Problem description> Restate every entry word for word.

Dataset records>
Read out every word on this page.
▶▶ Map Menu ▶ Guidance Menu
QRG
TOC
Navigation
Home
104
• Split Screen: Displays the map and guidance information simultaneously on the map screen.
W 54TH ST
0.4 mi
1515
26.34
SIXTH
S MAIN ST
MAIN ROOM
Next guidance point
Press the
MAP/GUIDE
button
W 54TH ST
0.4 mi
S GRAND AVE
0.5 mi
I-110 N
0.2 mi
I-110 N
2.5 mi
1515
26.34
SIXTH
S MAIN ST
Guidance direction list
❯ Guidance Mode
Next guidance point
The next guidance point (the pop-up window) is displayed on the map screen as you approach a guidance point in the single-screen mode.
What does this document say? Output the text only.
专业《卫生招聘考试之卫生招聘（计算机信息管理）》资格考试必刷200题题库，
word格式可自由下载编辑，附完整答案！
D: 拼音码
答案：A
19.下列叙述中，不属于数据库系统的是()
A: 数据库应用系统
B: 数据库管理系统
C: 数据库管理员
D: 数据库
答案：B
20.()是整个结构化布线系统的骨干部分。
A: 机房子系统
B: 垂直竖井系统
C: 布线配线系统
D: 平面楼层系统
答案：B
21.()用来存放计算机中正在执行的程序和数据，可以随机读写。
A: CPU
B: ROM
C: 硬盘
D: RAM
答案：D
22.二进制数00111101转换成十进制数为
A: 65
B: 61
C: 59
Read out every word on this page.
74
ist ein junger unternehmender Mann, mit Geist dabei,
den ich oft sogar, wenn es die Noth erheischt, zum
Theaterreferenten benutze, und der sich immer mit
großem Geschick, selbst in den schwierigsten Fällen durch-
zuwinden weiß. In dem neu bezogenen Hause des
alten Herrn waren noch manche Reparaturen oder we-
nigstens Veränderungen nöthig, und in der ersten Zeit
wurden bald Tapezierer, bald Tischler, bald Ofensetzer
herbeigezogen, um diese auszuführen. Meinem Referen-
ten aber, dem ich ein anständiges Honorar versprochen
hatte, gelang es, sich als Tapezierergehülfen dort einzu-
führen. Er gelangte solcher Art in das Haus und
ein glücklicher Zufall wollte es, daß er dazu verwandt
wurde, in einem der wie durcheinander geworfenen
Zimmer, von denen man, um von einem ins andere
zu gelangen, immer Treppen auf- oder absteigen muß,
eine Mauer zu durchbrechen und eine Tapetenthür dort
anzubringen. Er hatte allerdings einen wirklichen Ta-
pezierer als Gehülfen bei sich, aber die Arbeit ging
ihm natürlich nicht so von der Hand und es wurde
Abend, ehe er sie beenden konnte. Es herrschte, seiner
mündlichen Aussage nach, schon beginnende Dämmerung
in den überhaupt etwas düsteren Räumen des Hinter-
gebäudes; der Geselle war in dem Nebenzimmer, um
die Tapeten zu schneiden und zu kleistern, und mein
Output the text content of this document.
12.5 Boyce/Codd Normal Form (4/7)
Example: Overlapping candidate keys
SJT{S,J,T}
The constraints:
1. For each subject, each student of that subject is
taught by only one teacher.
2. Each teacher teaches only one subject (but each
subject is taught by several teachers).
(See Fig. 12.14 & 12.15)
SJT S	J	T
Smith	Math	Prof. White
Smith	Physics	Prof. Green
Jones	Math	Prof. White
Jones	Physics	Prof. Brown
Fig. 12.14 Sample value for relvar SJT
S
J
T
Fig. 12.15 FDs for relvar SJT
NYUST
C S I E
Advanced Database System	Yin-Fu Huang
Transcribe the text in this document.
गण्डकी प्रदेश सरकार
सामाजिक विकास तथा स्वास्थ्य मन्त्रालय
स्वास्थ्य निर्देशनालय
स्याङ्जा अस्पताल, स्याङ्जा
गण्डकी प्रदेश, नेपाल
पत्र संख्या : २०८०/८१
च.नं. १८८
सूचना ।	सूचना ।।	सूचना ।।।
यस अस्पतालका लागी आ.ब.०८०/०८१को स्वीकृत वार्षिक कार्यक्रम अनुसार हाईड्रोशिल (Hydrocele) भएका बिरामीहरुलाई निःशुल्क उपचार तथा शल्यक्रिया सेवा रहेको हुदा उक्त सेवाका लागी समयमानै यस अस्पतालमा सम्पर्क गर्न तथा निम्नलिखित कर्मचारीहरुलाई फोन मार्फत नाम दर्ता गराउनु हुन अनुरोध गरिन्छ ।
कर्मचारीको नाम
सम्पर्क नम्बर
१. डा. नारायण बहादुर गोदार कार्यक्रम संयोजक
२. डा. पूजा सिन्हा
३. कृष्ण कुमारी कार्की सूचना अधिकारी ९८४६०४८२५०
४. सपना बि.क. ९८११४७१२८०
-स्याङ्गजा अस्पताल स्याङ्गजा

Response to the exercise>
Read out every word on this page.
▶▶ Map Menu ▶ Guidance Menu
QRG
TOC
Navigation
Home
104
• Split Screen: Displays the map and guidance information simultaneously on the map screen.
W 54TH ST
0.4 mi
1515
26.34
SIXTH
S MAIN ST
MAIN ROOM
Next guidance point
Press the
MAP/GUIDE
button
W 54TH ST
0.4 mi
S GRAND AVE
0.5 mi
I-110 N
0.2 mi
I-110 N
2.5 mi
1515
26.34
SIXTH
S MAIN ST
Guidance direction list
❯ Guidance Mode
Next guidance point
The next guidance point (the pop-up window) is displayed on the map screen as you approach a guidance point in the single-screen mode.
What does this document say? Output the text only.
专业《卫生招聘考试之卫生招聘（计算机信息管理）》资格考试必刷200题题库，
word格式可自由下载编辑，附完整答案！
D: 拼音码
答案：A
19.下列叙述中，不属于数据库系统的是()
A: 数据库应用系统
B: 数据库管理系统
C: 数据库管理员
D: 数据库
答案：B
20.()是整个结构化布线系统的骨干部分。
A: 机房子系统
B: 垂直竖井系统
C: 布线配线系统
D: 平面楼层系统
答案：B
21.()用来存放计算机中正在执行的程序和数据，可以随机读写。
A: CPU
B: ROM
C: 硬盘
D: RAM
答案：D
22.二进制数00111101转换成十进制数为
A: 65
B: 61
C: 59
Read out every word on this page.
74
ist ein junger unternehmender Mann, mit Geist dabei,
den ich oft sogar, wenn es die Noth erheischt, zum
Theaterreferenten benutze, und der sich immer mit
großem Geschick, selbst in den schwierigsten Fällen durch-
zuwinden weiß. In dem neu bezogenen Hause des
alten Herrn waren noch manche Reparaturen oder we-
nigstens Veränderungen nöthig, und in der ersten Zeit
wurden bald Tapezierer, bald Tischler, bald Ofensetzer
herbeigezogen, um diese auszuführen. Meinem Referen-
ten aber, dem ich ein anständiges Honorar versprochen
hatte, gelang es, sich als Tapezierergehülfen dort einzu-
führen. Er gelangte solcher Art in das Haus und
ein glücklicher Zufall wollte es, daß er dazu verwandt
wurde, in einem der wie durcheinander geworfenen
Zimmer, von denen man, um von einem ins andere
zu gelangen, immer Treppen auf- oder absteigen muß,
eine Mauer zu durchbrechen und eine Tapetenthür dort
anzubringen. Er hatte allerdings einen wirklichen Ta-
pezierer als Gehülfen bei sich, aber die Arbeit ging
ihm natürlich nicht so von der Hand und es wurde
Abend, ehe er sie beenden konnte. Es herrschte, seiner
mündlichen Aussage nach, schon beginnende Dämmerung
in den überhaupt etwas düsteren Räumen des Hinter-
gebäudes; der Geselle war in dem Nebenzimmer, um
die Tapeten zu schneiden und zu kleistern, und mein
Output the text content of this document.
12.5 Boyce/Codd Normal Form (4/7)
Example: Overlapping candidate keys
SJT{S,J,T}
The constraints:
1. For each subject, each student of that subject is
taught by only one teacher.
2. Each teacher teaches only one subject (but each
subject is taught by several teachers).
(See Fig. 12.14 & 12.15)
SJT S	J	T
Smith	Math	Prof. White
Smith	Physics	Prof. Green
Jones	Math	Prof. White
Jones	Physics	Prof. Brown
Fig. 12.14 Sample value for relvar SJT
S
J
T
Fig. 12.15 FDs for relvar SJT
NYUST
C S I E
Advanced Database System	Yin-Fu Huang
Transcribe the text in this document.
गण्डकी प्रदेश सरकार
सामाजिक विकास तथा स्वास्थ्य मन्त्रालय
स्वास्थ्य निर्देशनालय
स्याङ्जा अस्पताल, स्याङ्जा
गण्डकी प्रदेश, नेपाल
पत्र संख्या : २०८०/८१
च.नं. १८८
सूचना ।	सूचना ।।	सूचना ।।।
यस अस्पतालका लागी आ.ब.०८०/०८१को स्वीकृत वार्षिक कार्यक्रम अनुसार हाईड्रोशिल (Hydrocele) भएका बिरामीहरुलाई निःशुल्क उपचार तथा शल्यक्रिया सेवा रहेको हुदा उक्त सेवाका लागी समयमानै यस अस्पतालमा सम्पर्क गर्न तथा निम्नलिखित कर्मचारीहरुलाई फोन मार्फत नाम दर्ता गराउनु हुन अनुरोध गरिन्छ ।
कर्मचारीको नाम
सम्पर्क नम्बर
१. डा. नारायण बहादुर गोदार कार्यक्रम संयोजक
२. डा. पूजा सिन्हा
३. कृष्ण कुमारी कार्की सूचना अधिकारी ९८४६०४८२५०
४. सपना बि.क. ९८११४७१२८०
-स्याङ्गजा अस्पताल स्याङ्गजा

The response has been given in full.